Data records
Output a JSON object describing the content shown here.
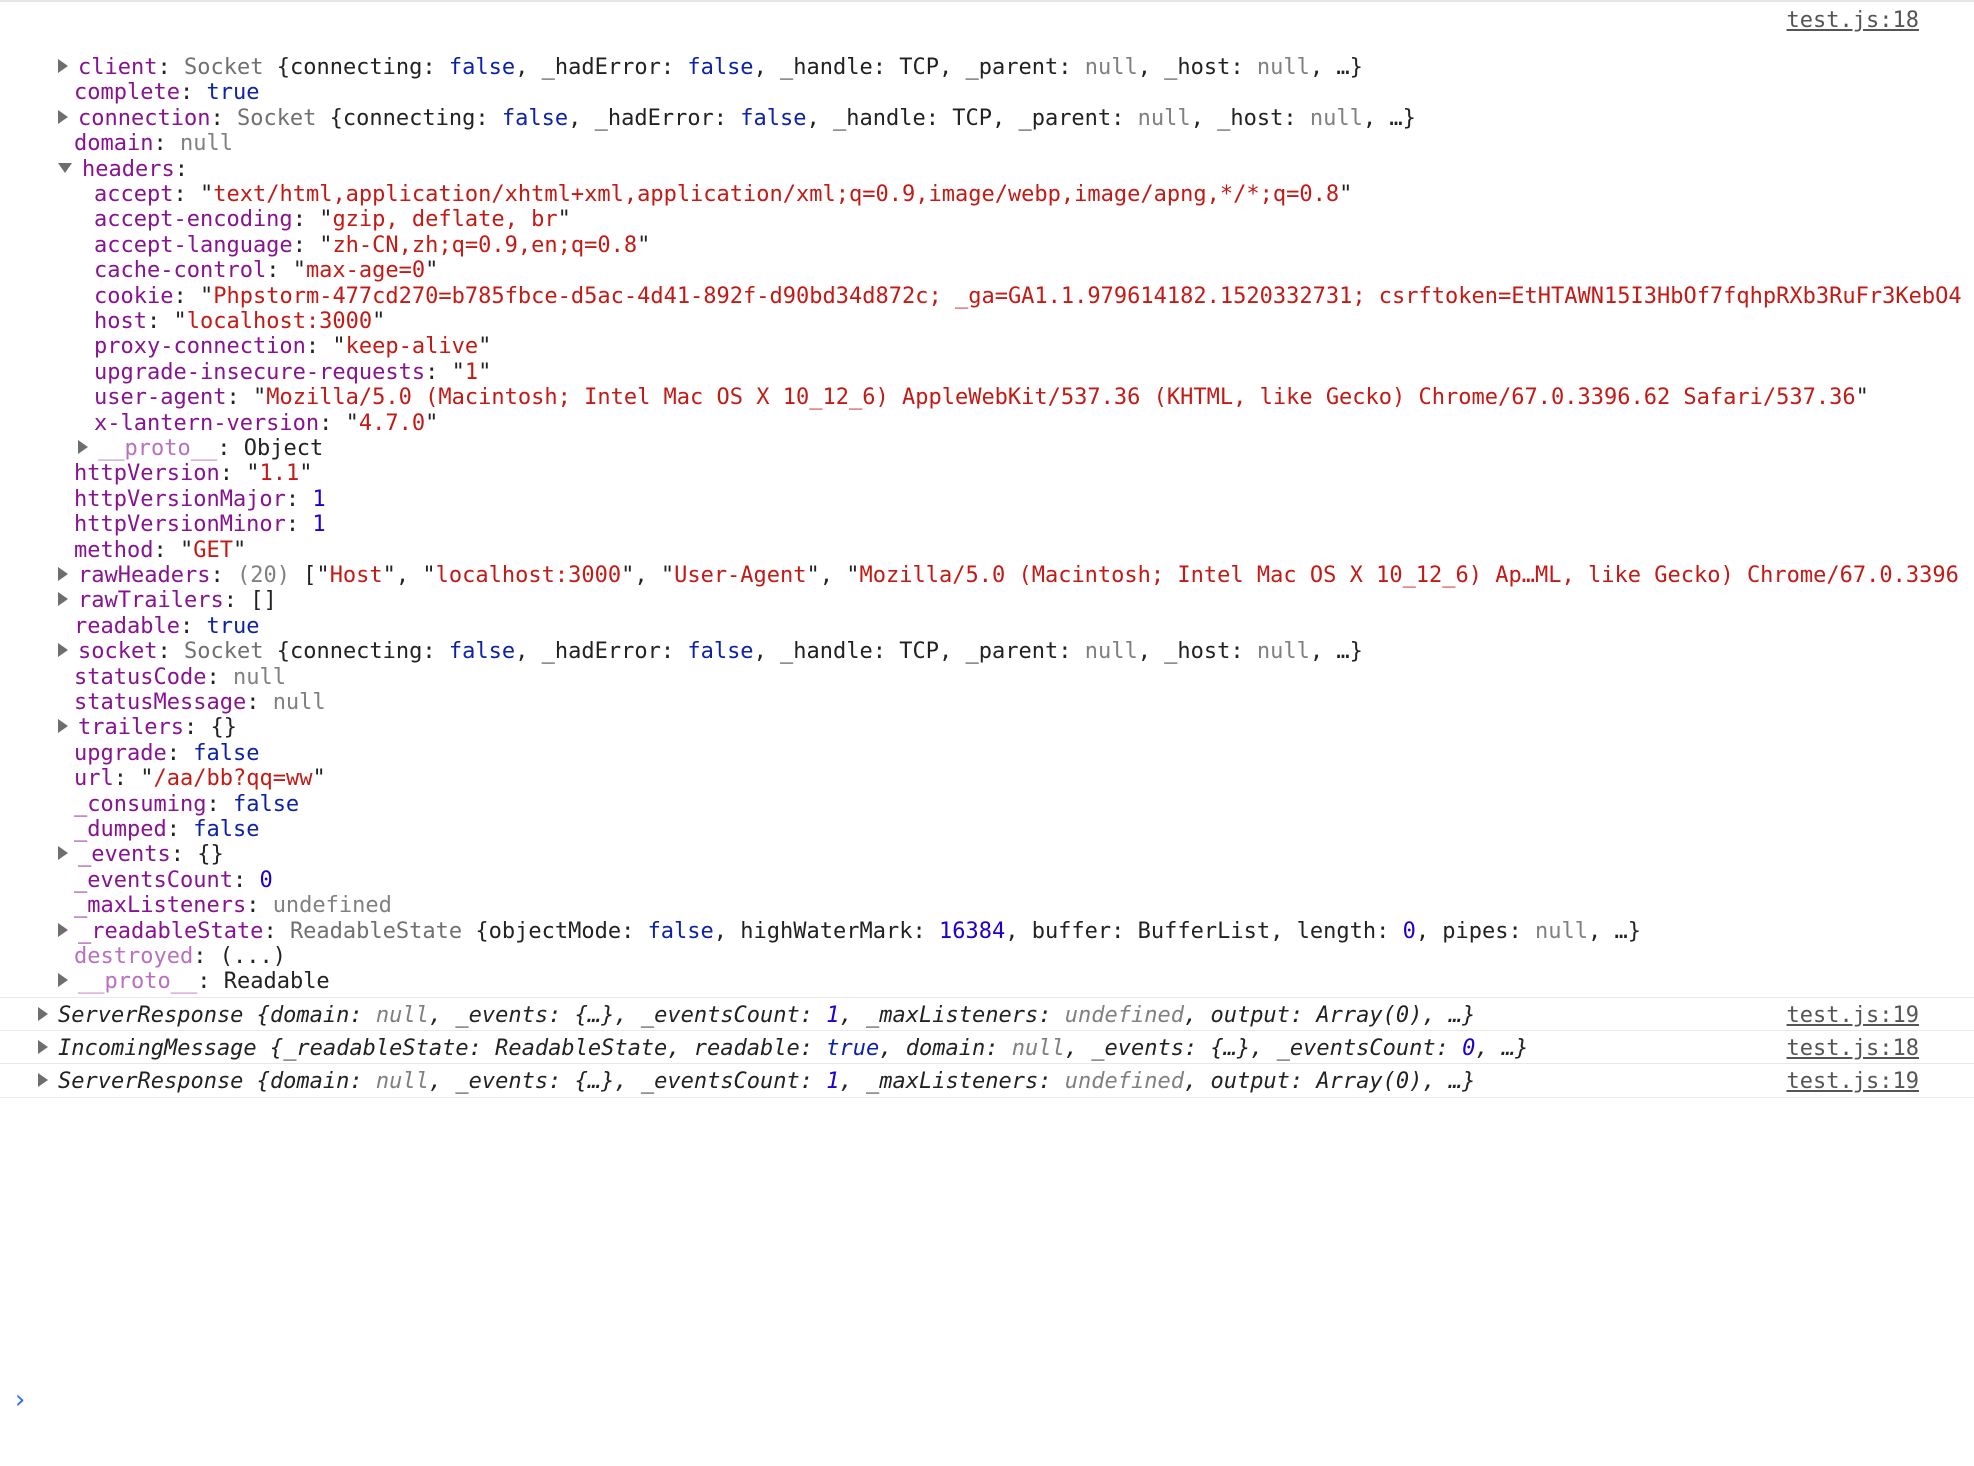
{
  "top_message": {
    "source": "test.js:18",
    "summary": {
      "cls": "IncomingMessage",
      "parts": [
        {
          "t": "p",
          "v": " {"
        },
        {
          "t": "k",
          "v": "_readableState"
        },
        {
          "t": "p",
          "v": ": ReadableState, "
        },
        {
          "t": "k",
          "v": "readable"
        },
        {
          "t": "p",
          "v": ": "
        },
        {
          "t": "b",
          "v": "true"
        },
        {
          "t": "p",
          "v": ", "
        },
        {
          "t": "k",
          "v": "domain"
        },
        {
          "t": "p",
          "v": ": "
        },
        {
          "t": "n",
          "v": "null"
        },
        {
          "t": "p",
          "v": ", "
        },
        {
          "t": "k",
          "v": "_events"
        },
        {
          "t": "p",
          "v": ": {…}, "
        },
        {
          "t": "k",
          "v": "_eventsCount"
        },
        {
          "t": "p",
          "v": ": "
        },
        {
          "t": "num",
          "v": "0"
        },
        {
          "t": "p",
          "v": ", …}"
        }
      ]
    },
    "info_icon": "info-icon",
    "props": [
      {
        "indent": 1,
        "tri": "right",
        "key": "client",
        "val": [
          {
            "t": "c",
            "v": "Socket"
          },
          {
            "t": "p",
            "v": " {connecting: "
          },
          {
            "t": "b",
            "v": "false"
          },
          {
            "t": "p",
            "v": ", _hadError: "
          },
          {
            "t": "b",
            "v": "false"
          },
          {
            "t": "p",
            "v": ", _handle: TCP, _parent: "
          },
          {
            "t": "n",
            "v": "null"
          },
          {
            "t": "p",
            "v": ", _host: "
          },
          {
            "t": "n",
            "v": "null"
          },
          {
            "t": "p",
            "v": ", …}"
          }
        ]
      },
      {
        "indent": 1,
        "key": "complete",
        "val": [
          {
            "t": "b",
            "v": "true"
          }
        ]
      },
      {
        "indent": 1,
        "tri": "right",
        "key": "connection",
        "val": [
          {
            "t": "c",
            "v": "Socket"
          },
          {
            "t": "p",
            "v": " {connecting: "
          },
          {
            "t": "b",
            "v": "false"
          },
          {
            "t": "p",
            "v": ", _hadError: "
          },
          {
            "t": "b",
            "v": "false"
          },
          {
            "t": "p",
            "v": ", _handle: TCP, _parent: "
          },
          {
            "t": "n",
            "v": "null"
          },
          {
            "t": "p",
            "v": ", _host: "
          },
          {
            "t": "n",
            "v": "null"
          },
          {
            "t": "p",
            "v": ", …}"
          }
        ]
      },
      {
        "indent": 1,
        "key": "domain",
        "val": [
          {
            "t": "n",
            "v": "null"
          }
        ]
      },
      {
        "indent": 1,
        "tri": "down",
        "key": "headers",
        "val": []
      },
      {
        "indent": 2,
        "key": "accept",
        "val": [
          {
            "t": "p",
            "v": "\""
          },
          {
            "t": "s",
            "v": "text/html,application/xhtml+xml,application/xml;q=0.9,image/webp,image/apng,*/*;q=0.8"
          },
          {
            "t": "p",
            "v": "\""
          }
        ]
      },
      {
        "indent": 2,
        "key": "accept-encoding",
        "val": [
          {
            "t": "p",
            "v": "\""
          },
          {
            "t": "s",
            "v": "gzip, deflate, br"
          },
          {
            "t": "p",
            "v": "\""
          }
        ]
      },
      {
        "indent": 2,
        "key": "accept-language",
        "val": [
          {
            "t": "p",
            "v": "\""
          },
          {
            "t": "s",
            "v": "zh-CN,zh;q=0.9,en;q=0.8"
          },
          {
            "t": "p",
            "v": "\""
          }
        ]
      },
      {
        "indent": 2,
        "key": "cache-control",
        "val": [
          {
            "t": "p",
            "v": "\""
          },
          {
            "t": "s",
            "v": "max-age=0"
          },
          {
            "t": "p",
            "v": "\""
          }
        ]
      },
      {
        "indent": 2,
        "key": "cookie",
        "val": [
          {
            "t": "p",
            "v": "\""
          },
          {
            "t": "s",
            "v": "Phpstorm-477cd270=b785fbce-d5ac-4d41-892f-d90bd34d872c; _ga=GA1.1.979614182.1520332731; csrftoken=EtHTAWN15I3HbOf7fqhpRXb3RuFr3KebO4"
          }
        ]
      },
      {
        "indent": 2,
        "key": "host",
        "val": [
          {
            "t": "p",
            "v": "\""
          },
          {
            "t": "s",
            "v": "localhost:3000"
          },
          {
            "t": "p",
            "v": "\""
          }
        ]
      },
      {
        "indent": 2,
        "key": "proxy-connection",
        "val": [
          {
            "t": "p",
            "v": "\""
          },
          {
            "t": "s",
            "v": "keep-alive"
          },
          {
            "t": "p",
            "v": "\""
          }
        ]
      },
      {
        "indent": 2,
        "key": "upgrade-insecure-requests",
        "val": [
          {
            "t": "p",
            "v": "\""
          },
          {
            "t": "s",
            "v": "1"
          },
          {
            "t": "p",
            "v": "\""
          }
        ]
      },
      {
        "indent": 2,
        "key": "user-agent",
        "val": [
          {
            "t": "p",
            "v": "\""
          },
          {
            "t": "s",
            "v": "Mozilla/5.0 (Macintosh; Intel Mac OS X 10_12_6) AppleWebKit/537.36 (KHTML, like Gecko) Chrome/67.0.3396.62 Safari/537.36"
          },
          {
            "t": "p",
            "v": "\""
          }
        ]
      },
      {
        "indent": 2,
        "key": "x-lantern-version",
        "val": [
          {
            "t": "p",
            "v": "\""
          },
          {
            "t": "s",
            "v": "4.7.0"
          },
          {
            "t": "p",
            "v": "\""
          }
        ]
      },
      {
        "indent": 2,
        "tri": "right",
        "key": "__proto__",
        "dim": true,
        "val": [
          {
            "t": "p",
            "v": "Object"
          }
        ]
      },
      {
        "indent": 1,
        "key": "httpVersion",
        "val": [
          {
            "t": "p",
            "v": "\""
          },
          {
            "t": "s",
            "v": "1.1"
          },
          {
            "t": "p",
            "v": "\""
          }
        ]
      },
      {
        "indent": 1,
        "key": "httpVersionMajor",
        "val": [
          {
            "t": "num",
            "v": "1"
          }
        ]
      },
      {
        "indent": 1,
        "key": "httpVersionMinor",
        "val": [
          {
            "t": "num",
            "v": "1"
          }
        ]
      },
      {
        "indent": 1,
        "key": "method",
        "val": [
          {
            "t": "p",
            "v": "\""
          },
          {
            "t": "s",
            "v": "GET"
          },
          {
            "t": "p",
            "v": "\""
          }
        ]
      },
      {
        "indent": 1,
        "tri": "right",
        "key": "rawHeaders",
        "val": [
          {
            "t": "n",
            "v": "(20)"
          },
          {
            "t": "p",
            "v": " [\""
          },
          {
            "t": "s",
            "v": "Host"
          },
          {
            "t": "p",
            "v": "\", \""
          },
          {
            "t": "s",
            "v": "localhost:3000"
          },
          {
            "t": "p",
            "v": "\", \""
          },
          {
            "t": "s",
            "v": "User-Agent"
          },
          {
            "t": "p",
            "v": "\", \""
          },
          {
            "t": "s",
            "v": "Mozilla/5.0 (Macintosh; Intel Mac OS X 10_12_6) Ap…ML, like Gecko) Chrome/67.0.3396"
          }
        ]
      },
      {
        "indent": 1,
        "tri": "right",
        "key": "rawTrailers",
        "val": [
          {
            "t": "p",
            "v": "[]"
          }
        ]
      },
      {
        "indent": 1,
        "key": "readable",
        "val": [
          {
            "t": "b",
            "v": "true"
          }
        ]
      },
      {
        "indent": 1,
        "tri": "right",
        "key": "socket",
        "val": [
          {
            "t": "c",
            "v": "Socket"
          },
          {
            "t": "p",
            "v": " {connecting: "
          },
          {
            "t": "b",
            "v": "false"
          },
          {
            "t": "p",
            "v": ", _hadError: "
          },
          {
            "t": "b",
            "v": "false"
          },
          {
            "t": "p",
            "v": ", _handle: TCP, _parent: "
          },
          {
            "t": "n",
            "v": "null"
          },
          {
            "t": "p",
            "v": ", _host: "
          },
          {
            "t": "n",
            "v": "null"
          },
          {
            "t": "p",
            "v": ", …}"
          }
        ]
      },
      {
        "indent": 1,
        "key": "statusCode",
        "val": [
          {
            "t": "n",
            "v": "null"
          }
        ]
      },
      {
        "indent": 1,
        "key": "statusMessage",
        "val": [
          {
            "t": "n",
            "v": "null"
          }
        ]
      },
      {
        "indent": 1,
        "tri": "right",
        "key": "trailers",
        "val": [
          {
            "t": "p",
            "v": "{}"
          }
        ]
      },
      {
        "indent": 1,
        "key": "upgrade",
        "val": [
          {
            "t": "b",
            "v": "false"
          }
        ]
      },
      {
        "indent": 1,
        "key": "url",
        "val": [
          {
            "t": "p",
            "v": "\""
          },
          {
            "t": "s",
            "v": "/aa/bb?qq=ww"
          },
          {
            "t": "p",
            "v": "\""
          }
        ]
      },
      {
        "indent": 1,
        "key": "_consuming",
        "val": [
          {
            "t": "b",
            "v": "false"
          }
        ]
      },
      {
        "indent": 1,
        "key": "_dumped",
        "val": [
          {
            "t": "b",
            "v": "false"
          }
        ]
      },
      {
        "indent": 1,
        "tri": "right",
        "key": "_events",
        "val": [
          {
            "t": "p",
            "v": "{}"
          }
        ]
      },
      {
        "indent": 1,
        "key": "_eventsCount",
        "val": [
          {
            "t": "num",
            "v": "0"
          }
        ]
      },
      {
        "indent": 1,
        "key": "_maxListeners",
        "val": [
          {
            "t": "n",
            "v": "undefined"
          }
        ]
      },
      {
        "indent": 1,
        "tri": "right",
        "key": "_readableState",
        "val": [
          {
            "t": "c",
            "v": "ReadableState"
          },
          {
            "t": "p",
            "v": " {objectMode: "
          },
          {
            "t": "b",
            "v": "false"
          },
          {
            "t": "p",
            "v": ", highWaterMark: "
          },
          {
            "t": "num",
            "v": "16384"
          },
          {
            "t": "p",
            "v": ", buffer: BufferList, length: "
          },
          {
            "t": "num",
            "v": "0"
          },
          {
            "t": "p",
            "v": ", pipes: "
          },
          {
            "t": "n",
            "v": "null"
          },
          {
            "t": "p",
            "v": ", …}"
          }
        ]
      },
      {
        "indent": 1,
        "key": "destroyed",
        "dim": true,
        "val": [
          {
            "t": "p",
            "v": "(...)"
          }
        ]
      },
      {
        "indent": 1,
        "tri": "right",
        "key": "__proto__",
        "dim": true,
        "val": [
          {
            "t": "p",
            "v": "Readable"
          }
        ]
      }
    ]
  },
  "collapsed_messages": [
    {
      "source": "test.js:19",
      "cls": "ServerResponse",
      "parts": [
        {
          "t": "p",
          "v": " {"
        },
        {
          "t": "k",
          "v": "domain"
        },
        {
          "t": "p",
          "v": ": "
        },
        {
          "t": "n",
          "v": "null"
        },
        {
          "t": "p",
          "v": ", "
        },
        {
          "t": "k",
          "v": "_events"
        },
        {
          "t": "p",
          "v": ": {…}, "
        },
        {
          "t": "k",
          "v": "_eventsCount"
        },
        {
          "t": "p",
          "v": ": "
        },
        {
          "t": "num",
          "v": "1"
        },
        {
          "t": "p",
          "v": ", "
        },
        {
          "t": "k",
          "v": "_maxListeners"
        },
        {
          "t": "p",
          "v": ": "
        },
        {
          "t": "n",
          "v": "undefined"
        },
        {
          "t": "p",
          "v": ", "
        },
        {
          "t": "k",
          "v": "output"
        },
        {
          "t": "p",
          "v": ": Array(0), …}"
        }
      ]
    },
    {
      "source": "test.js:18",
      "cls": "IncomingMessage",
      "parts": [
        {
          "t": "p",
          "v": " {"
        },
        {
          "t": "k",
          "v": "_readableState"
        },
        {
          "t": "p",
          "v": ": ReadableState, "
        },
        {
          "t": "k",
          "v": "readable"
        },
        {
          "t": "p",
          "v": ": "
        },
        {
          "t": "b",
          "v": "true"
        },
        {
          "t": "p",
          "v": ", "
        },
        {
          "t": "k",
          "v": "domain"
        },
        {
          "t": "p",
          "v": ": "
        },
        {
          "t": "n",
          "v": "null"
        },
        {
          "t": "p",
          "v": ", "
        },
        {
          "t": "k",
          "v": "_events"
        },
        {
          "t": "p",
          "v": ": {…}, "
        },
        {
          "t": "k",
          "v": "_eventsCount"
        },
        {
          "t": "p",
          "v": ": "
        },
        {
          "t": "num",
          "v": "0"
        },
        {
          "t": "p",
          "v": ", …}"
        }
      ]
    },
    {
      "source": "test.js:19",
      "cls": "ServerResponse",
      "parts": [
        {
          "t": "p",
          "v": " {"
        },
        {
          "t": "k",
          "v": "domain"
        },
        {
          "t": "p",
          "v": ": "
        },
        {
          "t": "n",
          "v": "null"
        },
        {
          "t": "p",
          "v": ", "
        },
        {
          "t": "k",
          "v": "_events"
        },
        {
          "t": "p",
          "v": ": {…}, "
        },
        {
          "t": "k",
          "v": "_eventsCount"
        },
        {
          "t": "p",
          "v": ": "
        },
        {
          "t": "num",
          "v": "1"
        },
        {
          "t": "p",
          "v": ", "
        },
        {
          "t": "k",
          "v": "_maxListeners"
        },
        {
          "t": "p",
          "v": ": "
        },
        {
          "t": "n",
          "v": "undefined"
        },
        {
          "t": "p",
          "v": ", "
        },
        {
          "t": "k",
          "v": "output"
        },
        {
          "t": "p",
          "v": ": Array(0), …}"
        }
      ]
    }
  ],
  "prompt_symbol": "›",
  "colors": {
    "key": "#881391",
    "string": "#c41a16",
    "number": "#1c00cf",
    "boolean": "#0d22aa",
    "null": "#808080",
    "prompt": "#2f6fec"
  }
}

# WHAT YOU HAVE TO DO:
Search the data for the string "connection". List each line that has it.

# RESULT:
        "key": "connection",
        "key": "proxy-connection",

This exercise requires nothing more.